### Task statement
Return the whole listing exactly as it stands.

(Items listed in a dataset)
╔══

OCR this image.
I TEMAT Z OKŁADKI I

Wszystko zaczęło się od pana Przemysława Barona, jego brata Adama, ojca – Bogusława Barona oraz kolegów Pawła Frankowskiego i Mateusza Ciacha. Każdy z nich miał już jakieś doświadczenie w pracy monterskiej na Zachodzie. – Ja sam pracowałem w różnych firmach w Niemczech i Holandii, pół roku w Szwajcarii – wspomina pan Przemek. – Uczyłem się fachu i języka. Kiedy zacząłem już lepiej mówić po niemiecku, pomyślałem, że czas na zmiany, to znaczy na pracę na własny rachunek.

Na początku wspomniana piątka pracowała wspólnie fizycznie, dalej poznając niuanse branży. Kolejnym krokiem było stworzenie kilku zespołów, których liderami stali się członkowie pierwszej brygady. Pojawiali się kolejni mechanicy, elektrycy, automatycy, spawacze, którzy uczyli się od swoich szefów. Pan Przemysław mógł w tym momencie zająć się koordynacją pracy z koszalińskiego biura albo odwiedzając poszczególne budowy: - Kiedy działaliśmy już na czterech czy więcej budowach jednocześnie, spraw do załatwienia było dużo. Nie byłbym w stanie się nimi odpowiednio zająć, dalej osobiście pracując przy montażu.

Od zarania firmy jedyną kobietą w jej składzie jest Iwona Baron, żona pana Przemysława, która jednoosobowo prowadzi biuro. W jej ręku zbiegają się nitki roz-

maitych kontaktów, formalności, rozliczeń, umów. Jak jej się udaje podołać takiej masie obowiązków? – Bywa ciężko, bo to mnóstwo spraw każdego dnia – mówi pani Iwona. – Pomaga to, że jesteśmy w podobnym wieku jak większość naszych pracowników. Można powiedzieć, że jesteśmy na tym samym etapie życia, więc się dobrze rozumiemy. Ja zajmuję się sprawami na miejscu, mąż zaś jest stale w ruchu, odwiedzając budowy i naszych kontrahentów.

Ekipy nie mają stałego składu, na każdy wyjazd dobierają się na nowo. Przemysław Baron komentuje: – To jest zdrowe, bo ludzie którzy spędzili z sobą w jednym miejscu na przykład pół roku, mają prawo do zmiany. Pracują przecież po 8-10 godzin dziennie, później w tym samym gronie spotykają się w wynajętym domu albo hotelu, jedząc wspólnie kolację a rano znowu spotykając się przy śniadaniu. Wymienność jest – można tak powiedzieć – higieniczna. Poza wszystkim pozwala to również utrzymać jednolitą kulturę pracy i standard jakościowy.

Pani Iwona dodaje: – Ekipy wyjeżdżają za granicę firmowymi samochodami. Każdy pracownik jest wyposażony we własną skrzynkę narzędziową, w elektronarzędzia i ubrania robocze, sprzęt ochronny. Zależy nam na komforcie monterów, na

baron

╚══

### Exercise solution
OCR this image.
I TEMAT Z OKŁADKI I

Wszystko zaczęło się od pana Przemysława Barona, jego brata Adama, ojca – Bogusława Barona oraz kolegów Pawła Frankowskiego i Mateusza Ciacha. Każdy z nich miał już jakieś doświadczenie w pracy monterskiej na Zachodzie. – Ja sam pracowałem w różnych firmach w Niemczech i Holandii, pół roku w Szwajcarii – wspomina pan Przemek. – Uczyłem się fachu i języka. Kiedy zacząłem już lepiej mówić po niemiecku, pomyślałem, że czas na zmiany, to znaczy na pracę na własny rachunek.

Na początku wspomniana piątka pracowała wspólnie fizycznie, dalej poznając niuanse branży. Kolejnym krokiem było stworzenie kilku zespołów, których liderami stali się członkowie pierwszej brygady. Pojawiali się kolejni mechanicy, elektrycy, automatycy, spawacze, którzy uczyli się od swoich szefów. Pan Przemysław mógł w tym momencie zająć się koordynacją pracy z koszalińskiego biura albo odwiedzając poszczególne budowy: - Kiedy działaliśmy już na czterech czy więcej budowach jednocześnie, spraw do załatwienia było dużo. Nie byłbym w stanie się nimi odpowiednio zająć, dalej osobiście pracując przy montażu.

Od zarania firmy jedyną kobietą w jej składzie jest Iwona Baron, żona pana Przemysława, która jednoosobowo prowadzi biuro. W jej ręku zbiegają się nitki roz-

maitych kontaktów, formalności, rozliczeń, umów. Jak jej się udaje podołać takiej masie obowiązków? – Bywa ciężko, bo to mnóstwo spraw każdego dnia – mówi pani Iwona. – Pomaga to, że jesteśmy w podobnym wieku jak większość naszych pracowników. Można powiedzieć, że jesteśmy na tym samym etapie życia, więc się dobrze rozumiemy. Ja zajmuję się sprawami na miejscu, mąż zaś jest stale w ruchu, odwiedzając budowy i naszych kontrahentów.

Ekipy nie mają stałego składu, na każdy wyjazd dobierają się na nowo. Przemysław Baron komentuje: – To jest zdrowe, bo ludzie którzy spędzili z sobą w jednym miejscu na przykład pół roku, mają prawo do zmiany. Pracują przecież po 8-10 godzin dziennie, później w tym samym gronie spotykają się w wynajętym domu albo hotelu, jedząc wspólnie kolację a rano znowu spotykając się przy śniadaniu. Wymienność jest – można tak powiedzieć – higieniczna. Poza wszystkim pozwala to również utrzymać jednolitą kulturę pracy i standard jakościowy.

Pani Iwona dodaje: – Ekipy wyjeżdżają za granicę firmowymi samochodami. Każdy pracownik jest wyposażony we własną skrzynkę narzędziową, w elektronarzędzia i ubrania robocze, sprzęt ochronny. Zależy nam na komforcie monterów, na

baron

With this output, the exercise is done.